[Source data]
+++

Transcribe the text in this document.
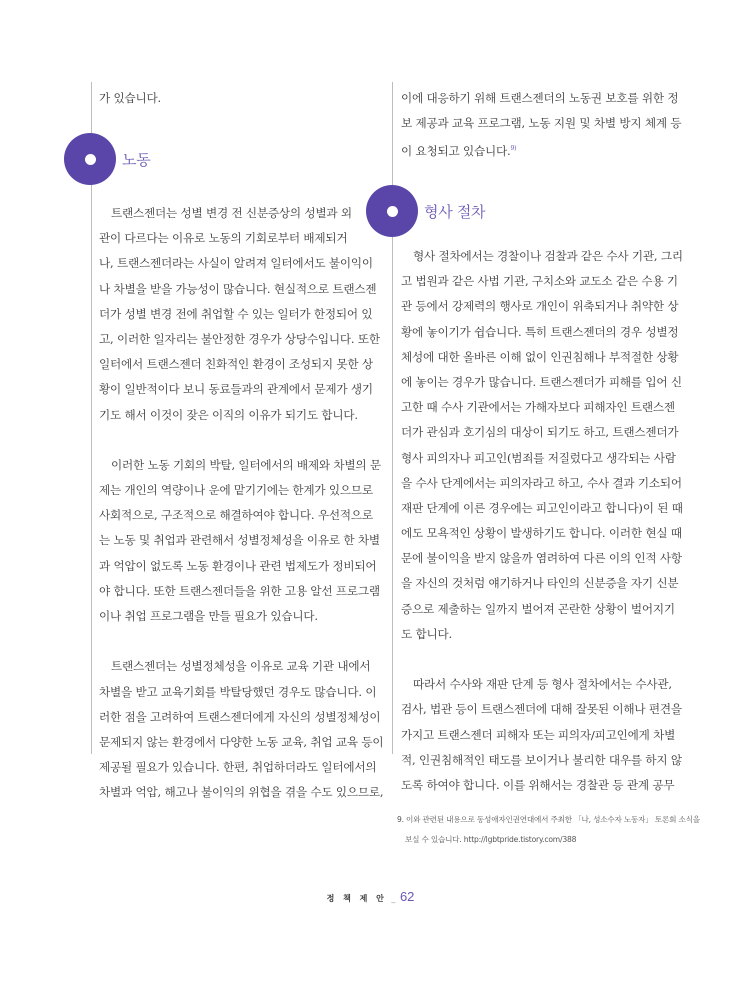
가 있습니다.
노동
트랜스젠더는 성별 변경 전 신분증상의 성별과 외
관이 다르다는 이유로 노동의 기회로부터 배제되거
나, 트랜스젠더라는 사실이 알려져 일터에서도 불이익이
나 차별을 받을 가능성이 많습니다. 현실적으로 트랜스젠
더가 성별 변경 전에 취업할 수 있는 일터가 한정되어 있
고, 이러한 일자리는 불안정한 경우가 상당수입니다. 또한
일터에서 트랜스젠더 친화적인 환경이 조성되지 못한 상
황이 일반적이다 보니 동료들과의 관계에서 문제가 생기
기도 해서 이것이 잦은 이직의 이유가 되기도 합니다.
이러한 노동 기회의 박탈, 일터에서의 배제와 차별의 문
제는 개인의 역량이나 운에 맡기기에는 한계가 있으므로
사회적으로, 구조적으로 해결하여야 합니다. 우선적으로
는 노동 및 취업과 관련해서 성별정체성을 이유로 한 차별
과 억압이 없도록 노동 환경이나 관련 법제도가 정비되어
야 합니다. 또한 트랜스젠더들을 위한 고용 알선 프로그램
이나 취업 프로그램을 만들 필요가 있습니다.
트랜스젠더는 성별정체성을 이유로 교육 기관 내에서
차별을 받고 교육기회를 박탈당했던 경우도 많습니다. 이
러한 점을 고려하여 트랜스젠더에게 자신의 성별정체성이
문제되지 않는 환경에서 다양한 노동 교육, 취업 교육 등이
제공될 필요가 있습니다. 한편, 취업하더라도 일터에서의
차별과 억압, 해고나 불이익의 위협을 겪을 수도 있으므로,
이에 대응하기 위해 트랜스젠더의 노동권 보호를 위한 정
보 제공과 교육 프로그램, 노동 지원 및 차별 방지 체계 등
이 요청되고 있습니다.$^{9)}$
형사 절차
형사 절차에서는 경찰이나 검찰과 같은 수사 기관, 그리
고 법원과 같은 사법 기관, 구치소와 교도소 같은 수용 기
관 등에서 강제력의 행사로 개인이 위축되거나 취약한 상
황에 놓이기가 쉽습니다. 특히 트랜스젠더의 경우 성별정
체성에 대한 올바른 이해 없이 인권침해나 부적절한 상황
에 놓이는 경우가 많습니다. 트랜스젠더가 피해를 입어 신
고한 때 수사 기관에서는 가해자보다 피해자인 트랜스젠
더가 관심과 호기심의 대상이 되기도 하고, 트랜스젠더가
형사 피의자나 피고인(범죄를 저질렀다고 생각되는 사람
을 수사 단계에서는 피의자라고 하고, 수사 결과 기소되어
재판 단계에 이른 경우에는 피고인이라고 합니다)이 된 때
에도 모욕적인 상황이 발생하기도 합니다. 이러한 현실 때
문에 불이익을 받지 않을까 염려하여 다른 이의 인적 사항
을 자신의 것처럼 얘기하거나 타인의 신분증을 자기 신분
증으로 제출하는 일까지 벌어져 곤란한 상황이 벌어지기
도 합니다.
따라서 수사와 재판 단계 등 형사 절차에서는 수사관,
검사, 법관 등이 트랜스젠더에 대해 잘못된 이해나 편견을
가지고 트랜스젠더 피해자 또는 피의자/피고인에게 차별
적, 인권침해적인 태도를 보이거나 불리한 대우를 하지 않
도록 하여야 합니다. 이를 위해서는 경찰관 등 관계 공무
9. 이와 관련된 내용으로 동성애자인권연대에서 주최한 「나, 성소수자 노동자」 토론회 소식을
보실 수 있습니다. http://lgbtpride.tistory.com/388
정 책 제 안 _ 62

+++

Of the lines in this listing, how many contain "있습니다"? Reply with the number and nothing more.

5